Instructions for the task: Can you print every record below exactly as written?

Data supplied:

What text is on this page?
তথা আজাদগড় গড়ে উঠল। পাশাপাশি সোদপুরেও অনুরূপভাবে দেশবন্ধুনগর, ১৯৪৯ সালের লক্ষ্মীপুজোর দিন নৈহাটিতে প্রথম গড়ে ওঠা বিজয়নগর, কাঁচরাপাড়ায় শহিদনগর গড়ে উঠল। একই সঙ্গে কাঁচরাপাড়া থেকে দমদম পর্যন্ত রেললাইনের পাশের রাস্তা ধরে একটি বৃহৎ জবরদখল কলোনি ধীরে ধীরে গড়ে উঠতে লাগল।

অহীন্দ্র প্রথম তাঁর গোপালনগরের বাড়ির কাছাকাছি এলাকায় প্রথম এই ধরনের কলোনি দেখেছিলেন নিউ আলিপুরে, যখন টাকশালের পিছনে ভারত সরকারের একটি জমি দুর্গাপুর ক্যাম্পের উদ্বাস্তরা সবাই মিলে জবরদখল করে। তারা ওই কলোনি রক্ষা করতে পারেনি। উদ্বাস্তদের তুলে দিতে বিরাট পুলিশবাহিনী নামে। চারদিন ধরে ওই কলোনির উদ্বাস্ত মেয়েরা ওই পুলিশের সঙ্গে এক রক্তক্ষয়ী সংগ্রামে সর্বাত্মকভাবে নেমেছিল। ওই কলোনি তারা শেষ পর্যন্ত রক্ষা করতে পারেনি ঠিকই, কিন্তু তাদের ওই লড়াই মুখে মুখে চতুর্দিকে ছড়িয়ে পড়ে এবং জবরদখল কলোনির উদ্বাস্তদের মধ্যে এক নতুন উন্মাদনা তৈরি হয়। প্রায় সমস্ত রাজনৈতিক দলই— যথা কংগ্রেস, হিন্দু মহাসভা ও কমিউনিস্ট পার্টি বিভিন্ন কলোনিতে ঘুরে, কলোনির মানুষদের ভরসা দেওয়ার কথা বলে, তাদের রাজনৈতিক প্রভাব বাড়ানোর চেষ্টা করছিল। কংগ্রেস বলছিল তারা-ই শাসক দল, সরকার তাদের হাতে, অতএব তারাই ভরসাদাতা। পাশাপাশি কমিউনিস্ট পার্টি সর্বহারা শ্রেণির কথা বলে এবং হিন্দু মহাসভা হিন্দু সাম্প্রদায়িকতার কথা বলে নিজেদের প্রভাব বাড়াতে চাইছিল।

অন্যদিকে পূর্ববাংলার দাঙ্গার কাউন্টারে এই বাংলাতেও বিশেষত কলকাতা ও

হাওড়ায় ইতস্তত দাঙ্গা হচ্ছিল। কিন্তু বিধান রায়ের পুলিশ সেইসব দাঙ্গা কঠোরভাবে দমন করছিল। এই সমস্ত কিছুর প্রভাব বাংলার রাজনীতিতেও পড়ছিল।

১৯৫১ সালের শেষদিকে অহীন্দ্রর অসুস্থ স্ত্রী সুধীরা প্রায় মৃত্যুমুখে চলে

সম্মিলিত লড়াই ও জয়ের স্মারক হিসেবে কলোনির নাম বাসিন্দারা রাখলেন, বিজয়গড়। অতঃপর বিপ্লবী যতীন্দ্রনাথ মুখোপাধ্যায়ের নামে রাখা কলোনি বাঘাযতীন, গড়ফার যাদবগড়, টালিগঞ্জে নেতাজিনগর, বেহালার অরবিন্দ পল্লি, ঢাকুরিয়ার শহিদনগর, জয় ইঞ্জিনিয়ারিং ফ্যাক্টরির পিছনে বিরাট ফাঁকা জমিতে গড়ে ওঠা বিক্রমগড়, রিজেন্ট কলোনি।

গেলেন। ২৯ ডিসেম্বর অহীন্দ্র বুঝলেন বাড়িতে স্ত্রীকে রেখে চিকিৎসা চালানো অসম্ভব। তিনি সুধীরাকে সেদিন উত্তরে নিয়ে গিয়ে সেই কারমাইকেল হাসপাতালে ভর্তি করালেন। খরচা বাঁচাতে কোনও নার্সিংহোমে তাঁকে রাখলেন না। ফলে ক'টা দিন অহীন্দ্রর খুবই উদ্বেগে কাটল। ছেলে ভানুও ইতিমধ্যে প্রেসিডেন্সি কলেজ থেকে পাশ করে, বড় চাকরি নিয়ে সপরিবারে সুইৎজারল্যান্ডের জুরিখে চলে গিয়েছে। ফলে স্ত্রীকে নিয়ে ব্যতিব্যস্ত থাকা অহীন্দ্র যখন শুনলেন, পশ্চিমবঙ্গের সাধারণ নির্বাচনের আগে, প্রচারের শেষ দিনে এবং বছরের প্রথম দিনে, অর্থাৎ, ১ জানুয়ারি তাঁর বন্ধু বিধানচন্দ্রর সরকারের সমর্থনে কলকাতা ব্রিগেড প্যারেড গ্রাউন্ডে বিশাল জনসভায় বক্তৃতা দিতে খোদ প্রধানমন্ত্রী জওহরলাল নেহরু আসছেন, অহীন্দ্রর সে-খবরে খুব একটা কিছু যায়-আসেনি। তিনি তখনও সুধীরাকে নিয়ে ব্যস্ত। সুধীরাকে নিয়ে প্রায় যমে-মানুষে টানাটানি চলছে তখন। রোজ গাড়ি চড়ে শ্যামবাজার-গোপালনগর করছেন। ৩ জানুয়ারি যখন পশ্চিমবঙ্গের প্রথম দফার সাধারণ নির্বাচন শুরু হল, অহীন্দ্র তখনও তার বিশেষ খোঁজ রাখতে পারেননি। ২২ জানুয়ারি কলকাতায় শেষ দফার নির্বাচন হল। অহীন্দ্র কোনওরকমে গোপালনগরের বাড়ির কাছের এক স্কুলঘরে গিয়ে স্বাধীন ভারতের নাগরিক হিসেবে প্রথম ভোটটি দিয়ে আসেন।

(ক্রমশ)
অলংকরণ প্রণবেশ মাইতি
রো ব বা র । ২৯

Right answer:
What text is on this page?
তথা আজাদগড় গড়ে উঠল। পাশাপাশি সোদপুরেও অনুরূপভাবে দেশবন্ধুনগর, ১৯৪৯ সালের লক্ষ্মীপুজোর দিন নৈহাটিতে প্রথম গড়ে ওঠা বিজয়নগর, কাঁচরাপাড়ায় শহিদনগর গড়ে উঠল। একই সঙ্গে কাঁচরাপাড়া থেকে দমদম পর্যন্ত রেললাইনের পাশের রাস্তা ধরে একটি বৃহৎ জবরদখল কলোনি ধীরে ধীরে গড়ে উঠতে লাগল।

অহীন্দ্র প্রথম তাঁর গোপালনগরের বাড়ির কাছাকাছি এলাকায় প্রথম এই ধরনের কলোনি দেখেছিলেন নিউ আলিপুরে, যখন টাকশালের পিছনে ভারত সরকারের একটি জমি দুর্গাপুর ক্যাম্পের উদ্বাস্তরা সবাই মিলে জবরদখল করে। তারা ওই কলোনি রক্ষা করতে পারেনি। উদ্বাস্তদের তুলে দিতে বিরাট পুলিশবাহিনী নামে। চারদিন ধরে ওই কলোনির উদ্বাস্ত মেয়েরা ওই পুলিশের সঙ্গে এক রক্তক্ষয়ী সংগ্রামে সর্বাত্মকভাবে নেমেছিল। ওই কলোনি তারা শেষ পর্যন্ত রক্ষা করতে পারেনি ঠিকই, কিন্তু তাদের ওই লড়াই মুখে মুখে চতুর্দিকে ছড়িয়ে পড়ে এবং জবরদখল কলোনির উদ্বাস্তদের মধ্যে এক নতুন উন্মাদনা তৈরি হয়। প্রায় সমস্ত রাজনৈতিক দলই— যথা কংগ্রেস, হিন্দু মহাসভা ও কমিউনিস্ট পার্টি বিভিন্ন কলোনিতে ঘুরে, কলোনির মানুষদের ভরসা দেওয়ার কথা বলে, তাদের রাজনৈতিক প্রভাব বাড়ানোর চেষ্টা করছিল। কংগ্রেস বলছিল তারা-ই শাসক দল, সরকার তাদের হাতে, অতএব তারাই ভরসাদাতা। পাশাপাশি কমিউনিস্ট পার্টি সর্বহারা শ্রেণির কথা বলে এবং হিন্দু মহাসভা হিন্দু সাম্প্রদায়িকতার কথা বলে নিজেদের প্রভাব বাড়াতে চাইছিল।

অন্যদিকে পূর্ববাংলার দাঙ্গার কাউন্টারে এই বাংলাতেও বিশেষত কলকাতা ও

হাওড়ায় ইতস্তত দাঙ্গা হচ্ছিল। কিন্তু বিধান রায়ের পুলিশ সেইসব দাঙ্গা কঠোরভাবে দমন করছিল। এই সমস্ত কিছুর প্রভাব বাংলার রাজনীতিতেও পড়ছিল।

১৯৫১ সালের শেষদিকে অহীন্দ্রর অসুস্থ স্ত্রী সুধীরা প্রায় মৃত্যুমুখে চলে

সম্মিলিত লড়াই ও জয়ের স্মারক হিসেবে কলোনির নাম বাসিন্দারা রাখলেন, বিজয়গড়। অতঃপর বিপ্লবী যতীন্দ্রনাথ মুখোপাধ্যায়ের নামে রাখা কলোনি বাঘাযতীন, গড়ফার যাদবগড়, টালিগঞ্জে নেতাজিনগর, বেহালার অরবিন্দ পল্লি, ঢাকুরিয়ার শহিদনগর, জয় ইঞ্জিনিয়ারিং ফ্যাক্টরির পিছনে বিরাট ফাঁকা জমিতে গড়ে ওঠা বিক্রমগড়, রিজেন্ট কলোনি।

গেলেন। ২৯ ডিসেম্বর অহীন্দ্র বুঝলেন বাড়িতে স্ত্রীকে রেখে চিকিৎসা চালানো অসম্ভব। তিনি সুধীরাকে সেদিন উত্তরে নিয়ে গিয়ে সেই কারমাইকেল হাসপাতালে ভর্তি করালেন। খরচা বাঁচাতে কোনও নার্সিংহোমে তাঁকে রাখলেন না। ফলে ক'টা দিন অহীন্দ্রর খুবই উদ্বেগে কাটল। ছেলে ভানুও ইতিমধ্যে প্রেসিডেন্সি কলেজ থেকে পাশ করে, বড় চাকরি নিয়ে সপরিবারে সুইৎজারল্যান্ডের জুরিখে চলে গিয়েছে। ফলে স্ত্রীকে নিয়ে ব্যতিব্যস্ত থাকা অহীন্দ্র যখন শুনলেন, পশ্চিমবঙ্গের সাধারণ নির্বাচনের আগে, প্রচারের শেষ দিনে এবং বছরের প্রথম দিনে, অর্থাৎ, ১ জানুয়ারি তাঁর বন্ধু বিধানচন্দ্রর সরকারের সমর্থনে কলকাতা ব্রিগেড প্যারেড গ্রাউন্ডে বিশাল জনসভায় বক্তৃতা দিতে খোদ প্রধানমন্ত্রী জওহরলাল নেহরু আসছেন, অহীন্দ্রর সে-খবরে খুব একটা কিছু যায়-আসেনি। তিনি তখনও সুধীরাকে নিয়ে ব্যস্ত। সুধীরাকে নিয়ে প্রায় যমে-মানুষে টানাটানি চলছে তখন। রোজ গাড়ি চড়ে শ্যামবাজার-গোপালনগর করছেন। ৩ জানুয়ারি যখন পশ্চিমবঙ্গের প্রথম দফার সাধারণ নির্বাচন শুরু হল, অহীন্দ্র তখনও তার বিশেষ খোঁজ রাখতে পারেননি। ২২ জানুয়ারি কলকাতায় শেষ দফার নির্বাচন হল। অহীন্দ্র কোনওরকমে গোপালনগরের বাড়ির কাছের এক স্কুলঘরে গিয়ে স্বাধীন ভারতের নাগরিক হিসেবে প্রথম ভোটটি দিয়ে আসেন।

(ক্রমশ)
অলংকরণ প্রণবেশ মাইতি
রো ব বা র । ২৯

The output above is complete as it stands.